(Chart and figure data)
----

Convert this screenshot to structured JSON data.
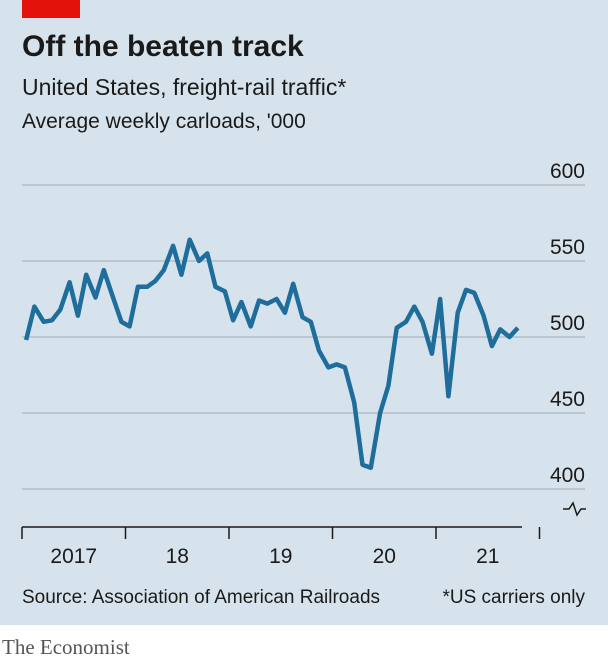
{
  "chart_data": {
    "type": "line",
    "title": "Off the beaten track",
    "subtitle": "United States, freight-rail traffic*",
    "y_label": "Average weekly carloads, '000",
    "source": "Source: Association of American Railroads",
    "note": "*US carriers only",
    "brand": "The Economist",
    "x": [
      2017.04,
      2017.12,
      2017.21,
      2017.29,
      2017.37,
      2017.46,
      2017.54,
      2017.62,
      2017.71,
      2017.79,
      2017.87,
      2017.96,
      2018.04,
      2018.12,
      2018.21,
      2018.29,
      2018.37,
      2018.46,
      2018.54,
      2018.62,
      2018.71,
      2018.79,
      2018.87,
      2018.96,
      2019.04,
      2019.12,
      2019.21,
      2019.29,
      2019.37,
      2019.46,
      2019.54,
      2019.62,
      2019.71,
      2019.79,
      2019.87,
      2019.96,
      2020.04,
      2020.12,
      2020.21,
      2020.29,
      2020.37,
      2020.46,
      2020.54,
      2020.62,
      2020.71,
      2020.79,
      2020.87,
      2020.96,
      2021.04,
      2021.12,
      2021.21,
      2021.29,
      2021.37,
      2021.46,
      2021.54,
      2021.62,
      2021.71,
      2021.79
    ],
    "series": [
      {
        "name": "Freight-rail traffic",
        "color": "#1f6d9b",
        "values": [
          498,
          520,
          510,
          511,
          518,
          536,
          514,
          541,
          526,
          544,
          528,
          510,
          507,
          533,
          533,
          537,
          544,
          560,
          541,
          564,
          550,
          555,
          533,
          530,
          511,
          523,
          507,
          524,
          522,
          525,
          516,
          535,
          513,
          510,
          491,
          480,
          482,
          480,
          457,
          416,
          414,
          450,
          468,
          506,
          510,
          520,
          510,
          489,
          525,
          461,
          516,
          531,
          529,
          514,
          494,
          505,
          500,
          506
        ]
      }
    ],
    "xlim": [
      2017,
      2022
    ],
    "xticks": [
      2017,
      2018,
      2019,
      2020,
      2021,
      2022
    ],
    "xtick_labels": [
      {
        "value": 2017.5,
        "label": "2017"
      },
      {
        "value": 2018.5,
        "label": "18"
      },
      {
        "value": 2019.5,
        "label": "19"
      },
      {
        "value": 2020.5,
        "label": "20"
      },
      {
        "value": 2021.5,
        "label": "21"
      }
    ],
    "ylim": [
      375,
      600
    ],
    "yticks": [
      400,
      450,
      500,
      550,
      600
    ],
    "grid": true
  }
}
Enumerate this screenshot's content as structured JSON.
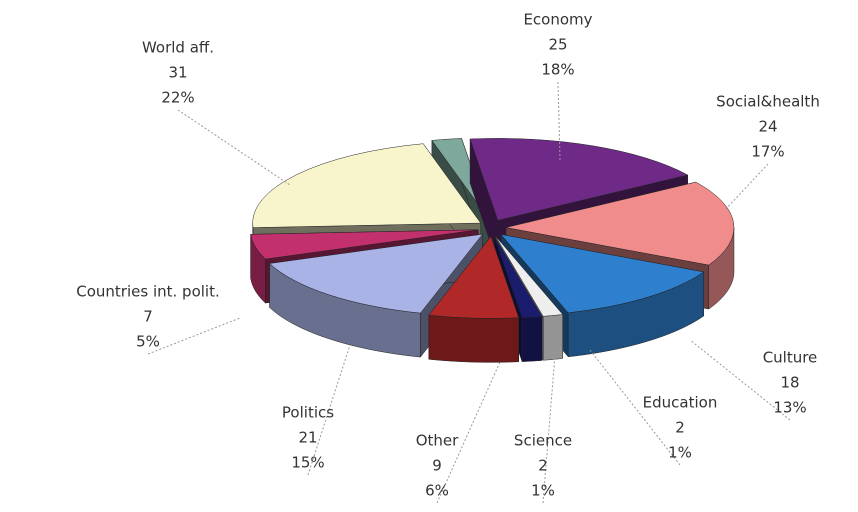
{
  "chart_data": {
    "type": "pie3d",
    "categories": [
      "Economy",
      "Social&health",
      "Culture",
      "Education",
      "Science",
      "Other",
      "Politics",
      "Countries int. polit.",
      "World aff.",
      null
    ],
    "values": [
      25,
      24,
      18,
      2,
      2,
      9,
      21,
      7,
      31,
      3
    ],
    "percent_labels": [
      "18%",
      "17%",
      "13%",
      "1%",
      "1%",
      "6%",
      "15%",
      "5%",
      "22%",
      null
    ],
    "colors": [
      "#6e2a86",
      "#f08c8c",
      "#2f7fcf",
      "#eeeeee",
      "#1c1c6e",
      "#b02828",
      "#a9b3e6",
      "#c2306e",
      "#f8f4cc",
      "#7ea89c"
    ]
  }
}
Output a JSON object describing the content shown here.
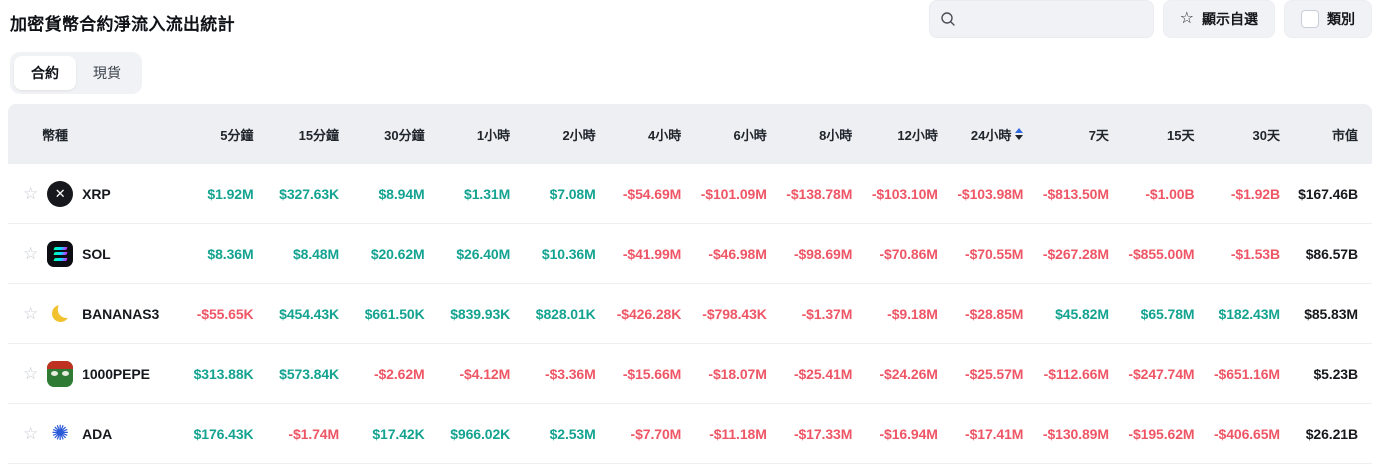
{
  "page": {
    "title": "加密貨幣合約淨流入流出統計"
  },
  "toolbar": {
    "search": {
      "value": "",
      "icon": "search-icon"
    },
    "favorites_button": {
      "label": "顯示自選",
      "icon": "star-icon"
    },
    "category_button": {
      "label": "類別",
      "icon": "checkbox",
      "checked": false
    }
  },
  "tabs": [
    {
      "label": "合約",
      "active": true
    },
    {
      "label": "現貨",
      "active": false
    }
  ],
  "table": {
    "columns": [
      "幣種",
      "5分鐘",
      "15分鐘",
      "30分鐘",
      "1小時",
      "2小時",
      "4小時",
      "6小時",
      "8小時",
      "12小時",
      "24小時",
      "7天",
      "15天",
      "30天",
      "市值"
    ],
    "sorted_column": "24小時",
    "rows": [
      {
        "symbol": "XRP",
        "icon": "xrp",
        "values": [
          "$1.92M",
          "$327.63K",
          "$8.94M",
          "$1.31M",
          "$7.08M",
          "-$54.69M",
          "-$101.09M",
          "-$138.78M",
          "-$103.10M",
          "-$103.98M",
          "-$813.50M",
          "-$1.00B",
          "-$1.92B"
        ],
        "market_cap": "$167.46B"
      },
      {
        "symbol": "SOL",
        "icon": "sol",
        "values": [
          "$8.36M",
          "$8.48M",
          "$20.62M",
          "$26.40M",
          "$10.36M",
          "-$41.99M",
          "-$46.98M",
          "-$98.69M",
          "-$70.86M",
          "-$70.55M",
          "-$267.28M",
          "-$855.00M",
          "-$1.53B"
        ],
        "market_cap": "$86.57B"
      },
      {
        "symbol": "BANANAS31",
        "icon": "bananas31",
        "values": [
          "-$55.65K",
          "$454.43K",
          "$661.50K",
          "$839.93K",
          "$828.01K",
          "-$426.28K",
          "-$798.43K",
          "-$1.37M",
          "-$9.18M",
          "-$28.85M",
          "$45.82M",
          "$65.78M",
          "$182.43M"
        ],
        "market_cap": "$85.83M"
      },
      {
        "symbol": "1000PEPE",
        "icon": "1000pepe",
        "values": [
          "$313.88K",
          "$573.84K",
          "-$2.62M",
          "-$4.12M",
          "-$3.36M",
          "-$15.66M",
          "-$18.07M",
          "-$25.41M",
          "-$24.26M",
          "-$25.57M",
          "-$112.66M",
          "-$247.74M",
          "-$651.16M"
        ],
        "market_cap": "$5.23B"
      },
      {
        "symbol": "ADA",
        "icon": "ada",
        "values": [
          "$176.43K",
          "-$1.74M",
          "$17.42K",
          "$966.02K",
          "$2.53M",
          "-$7.70M",
          "-$11.18M",
          "-$17.33M",
          "-$16.94M",
          "-$17.41M",
          "-$130.89M",
          "-$195.62M",
          "-$406.65M"
        ],
        "market_cap": "$26.21B"
      }
    ]
  },
  "colors": {
    "positive": "#14a390",
    "negative": "#ee5666",
    "sort_arrow_up": "#2f6be0",
    "sort_arrow_down": "#20242b",
    "header_background": "#edeff2"
  }
}
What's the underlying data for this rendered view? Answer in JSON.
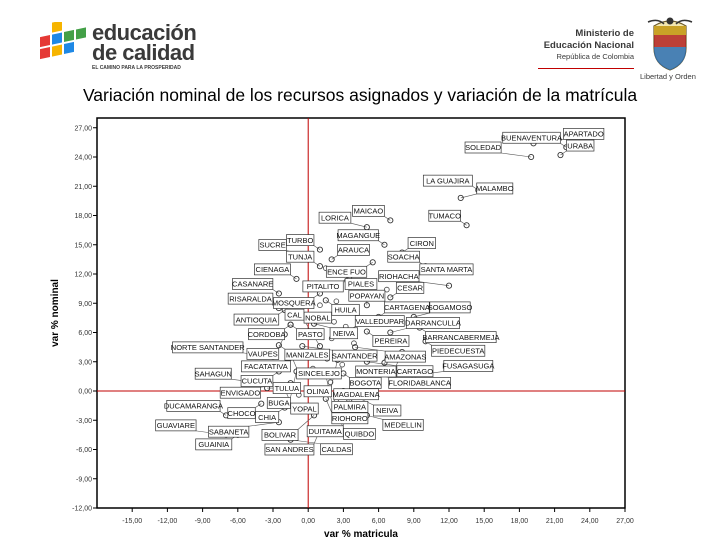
{
  "header": {
    "logo_line1": "educación",
    "logo_line2": "de calidad",
    "logo_tagline": "EL CAMINO PARA LA PROSPERIDAD",
    "ministry_line1": "Ministerio de",
    "ministry_line2": "Educación Nacional",
    "ministry_line3": "República de Colombia",
    "crest_caption": "Libertad y Orden",
    "logo_colors": [
      "#e53935",
      "#f6b400",
      "#1e88e5",
      "#43a047"
    ]
  },
  "chart_data": {
    "type": "scatter",
    "title": "Variación nominal de los recursos asignados y variación de la matrícula",
    "xlabel": "var % matricula",
    "ylabel": "var % nominal",
    "xlim": [
      -18,
      27
    ],
    "ylim": [
      -12,
      28
    ],
    "x_ticks": [
      -15,
      -12,
      -9,
      -6,
      -3,
      0,
      3,
      6,
      9,
      12,
      15,
      18,
      21,
      24,
      27
    ],
    "x_tick_labels": [
      "-15,00",
      "-12,00",
      "-9,00",
      "-6,00",
      "-3,00",
      "0,00",
      "3,00",
      "6,00",
      "9,00",
      "12,00",
      "15,00",
      "18,00",
      "21,00",
      "24,00",
      "27,00"
    ],
    "y_ticks": [
      -12,
      -9,
      -6,
      -3,
      0,
      3,
      6,
      9,
      12,
      15,
      18,
      21,
      24,
      27
    ],
    "y_tick_labels": [
      "-12,00",
      "-9,00",
      "-6,00",
      "-3,00",
      "0,00",
      "3,00",
      "6,00",
      "9,00",
      "12,00",
      "15,00",
      "18,00",
      "21,00",
      "24,00",
      "27,00"
    ],
    "reference_lines": {
      "x": 0,
      "y": 0,
      "color": "#c00000"
    },
    "grid": false,
    "points": [
      {
        "label": "BUENAVENTURA",
        "x": 22.0,
        "y": 25.0
      },
      {
        "label": "APARTADO",
        "x": 19.2,
        "y": 25.4
      },
      {
        "label": "URABA",
        "x": 21.5,
        "y": 24.2
      },
      {
        "label": "SOLEDAD",
        "x": 19.0,
        "y": 24.0
      },
      {
        "label": "LA GUAJIRA",
        "x": 14.5,
        "y": 20.6
      },
      {
        "label": "MALAMBO",
        "x": 13.0,
        "y": 19.8
      },
      {
        "label": "MAICAO",
        "x": 7.0,
        "y": 17.5
      },
      {
        "label": "LORICA",
        "x": 5.0,
        "y": 16.8
      },
      {
        "label": "TUMACO",
        "x": 13.5,
        "y": 17.0
      },
      {
        "label": "TURBO",
        "x": 1.0,
        "y": 14.5
      },
      {
        "label": "MAGANGUE",
        "x": 6.5,
        "y": 15.0
      },
      {
        "label": "SUCRE",
        "x": -0.5,
        "y": 14.0
      },
      {
        "label": "CIRON",
        "x": 8.0,
        "y": 14.2
      },
      {
        "label": "ARAUCA",
        "x": 2.0,
        "y": 13.5
      },
      {
        "label": "ENCE FUO",
        "x": 5.5,
        "y": 13.2
      },
      {
        "label": "TUNJA",
        "x": 1.0,
        "y": 12.8
      },
      {
        "label": "SOACHA",
        "x": 10.0,
        "y": 12.8
      },
      {
        "label": "PITALITO",
        "x": 3.5,
        "y": 11.7
      },
      {
        "label": "SANTA MARTA",
        "x": 9.0,
        "y": 11.5
      },
      {
        "label": "CIENAGA",
        "x": -1.0,
        "y": 11.5
      },
      {
        "label": "RIOHACHA",
        "x": 12.0,
        "y": 10.8
      },
      {
        "label": "PIALES",
        "x": 4.5,
        "y": 10.0
      },
      {
        "label": "CASANARE",
        "x": -2.5,
        "y": 10.0
      },
      {
        "label": "MOSQUERA",
        "x": 1.0,
        "y": 10.0
      },
      {
        "label": "CESAR",
        "x": 7.0,
        "y": 9.6
      },
      {
        "label": "HUILA",
        "x": 1.5,
        "y": 9.3
      },
      {
        "label": "RISARALDA",
        "x": -2.5,
        "y": 8.5
      },
      {
        "label": "ANTIOQUIA",
        "x": -2.0,
        "y": 8.3
      },
      {
        "label": "POPAYAN",
        "x": 5.0,
        "y": 8.8
      },
      {
        "label": "NOBAL",
        "x": 2.5,
        "y": 8.5
      },
      {
        "label": "CARTAGENA",
        "x": 6.0,
        "y": 7.6
      },
      {
        "label": "SOGAMOSO",
        "x": 9.0,
        "y": 7.6
      },
      {
        "label": "CORDOBA",
        "x": -1.5,
        "y": 6.8
      },
      {
        "label": "PASTO",
        "x": -1.5,
        "y": 6.8
      },
      {
        "label": "NEIVA",
        "x": 0.5,
        "y": 6.9
      },
      {
        "label": "BARRANCABERMEJA",
        "x": 9.5,
        "y": 6.5
      },
      {
        "label": "VALLEDUPAR",
        "x": 3.5,
        "y": 6.2
      },
      {
        "label": "PEREIRA",
        "x": 5.0,
        "y": 6.1
      },
      {
        "label": "DARRANCULLA",
        "x": 7.0,
        "y": 6.0
      },
      {
        "label": "VAUPES",
        "x": -2.0,
        "y": 5.8
      },
      {
        "label": "PIEDECUESTA",
        "x": 10.0,
        "y": 5.1
      },
      {
        "label": "MANIZALES",
        "x": -2.5,
        "y": 4.7
      },
      {
        "label": "SANTANDER",
        "x": -0.5,
        "y": 4.6
      },
      {
        "label": "CAL",
        "x": 1.0,
        "y": 4.6
      },
      {
        "label": "AMAZONAS",
        "x": 4.0,
        "y": 4.5
      },
      {
        "label": "MONTERIA",
        "x": 8.0,
        "y": 4.0
      },
      {
        "label": "NORTE SANTANDER",
        "x": -3.0,
        "y": 3.5
      },
      {
        "label": "FACATATIVA",
        "x": -1.0,
        "y": 3.5
      },
      {
        "label": "SINCELEJO",
        "x": -1.5,
        "y": 3.8
      },
      {
        "label": "OLINA",
        "x": 2.5,
        "y": 3.2
      },
      {
        "label": "CARTAGO",
        "x": 5.0,
        "y": 3.0
      },
      {
        "label": "MAGDALENA",
        "x": 6.5,
        "y": 2.9
      },
      {
        "label": "CUCUTA",
        "x": -2.5,
        "y": 2.0
      },
      {
        "label": "BUGA",
        "x": -1.0,
        "y": 2.0
      },
      {
        "label": "BOGOTA",
        "x": 3.0,
        "y": 1.8
      },
      {
        "label": "FLORIDABLANCA",
        "x": 5.5,
        "y": 1.8
      },
      {
        "label": "FUSAGASUGA",
        "x": 9.0,
        "y": 1.6
      },
      {
        "label": "PALMIRA",
        "x": 1.5,
        "y": 1.6
      },
      {
        "label": "SAHAGUN",
        "x": -4.0,
        "y": 0.8
      },
      {
        "label": "ENVIGADO",
        "x": -1.5,
        "y": 0.8
      },
      {
        "label": "TULUA",
        "x": -3.5,
        "y": 0.3
      },
      {
        "label": "YOPAL",
        "x": -2.0,
        "y": 0.2
      },
      {
        "label": "NEIVA",
        "x": 3.0,
        "y": 0.0
      },
      {
        "label": "CHOCO",
        "x": -4.0,
        "y": -1.3
      },
      {
        "label": "RIOHORO",
        "x": 1.5,
        "y": -0.8
      },
      {
        "label": "DUITAMA",
        "x": 3.5,
        "y": -0.9
      },
      {
        "label": "CHIA",
        "x": -2.0,
        "y": -1.7
      },
      {
        "label": "BOLIVAR",
        "x": 0.5,
        "y": -2.5
      },
      {
        "label": "QUIBDO",
        "x": 2.5,
        "y": -2.4
      },
      {
        "label": "MEDELLIN",
        "x": 5.0,
        "y": -2.5
      },
      {
        "label": "DUCAMARANGA",
        "x": -7.0,
        "y": -2.5
      },
      {
        "label": "SABANETA",
        "x": -2.5,
        "y": -3.2
      },
      {
        "label": "SAN ANDRES",
        "x": 1.0,
        "y": -4.0
      },
      {
        "label": "GUAVIARE",
        "x": -7.0,
        "y": -4.5
      },
      {
        "label": "GUAINIA",
        "x": -6.0,
        "y": -4.5
      },
      {
        "label": "CALDAS",
        "x": -1.5,
        "y": -5.0
      }
    ],
    "extra_points": [
      [
        1.5,
        12.6
      ],
      [
        2.4,
        9.2
      ],
      [
        1.0,
        8.8
      ],
      [
        3.7,
        8.1
      ],
      [
        2.2,
        7.1
      ],
      [
        3.2,
        6.6
      ],
      [
        0.6,
        5.7
      ],
      [
        2.0,
        5.4
      ],
      [
        3.9,
        4.9
      ],
      [
        1.6,
        3.3
      ],
      [
        2.9,
        2.7
      ],
      [
        0.4,
        2.3
      ],
      [
        1.9,
        0.9
      ],
      [
        4.3,
        1.2
      ],
      [
        0.7,
        -0.3
      ],
      [
        2.4,
        -1.1
      ],
      [
        -0.8,
        -0.4
      ],
      [
        5.4,
        3.7
      ],
      [
        6.2,
        5.2
      ],
      [
        4.7,
        6.9
      ],
      [
        -0.4,
        7.7
      ],
      [
        1.3,
        10.7
      ],
      [
        3.3,
        11.3
      ],
      [
        6.7,
        10.4
      ]
    ]
  }
}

----

TASK TO CARRY OUT: Gather up every line in the data above that contains the word "false", copying each one.

RESPONSE TO THIS TASK:
      "checked": false
      "active": false
    "grid": false,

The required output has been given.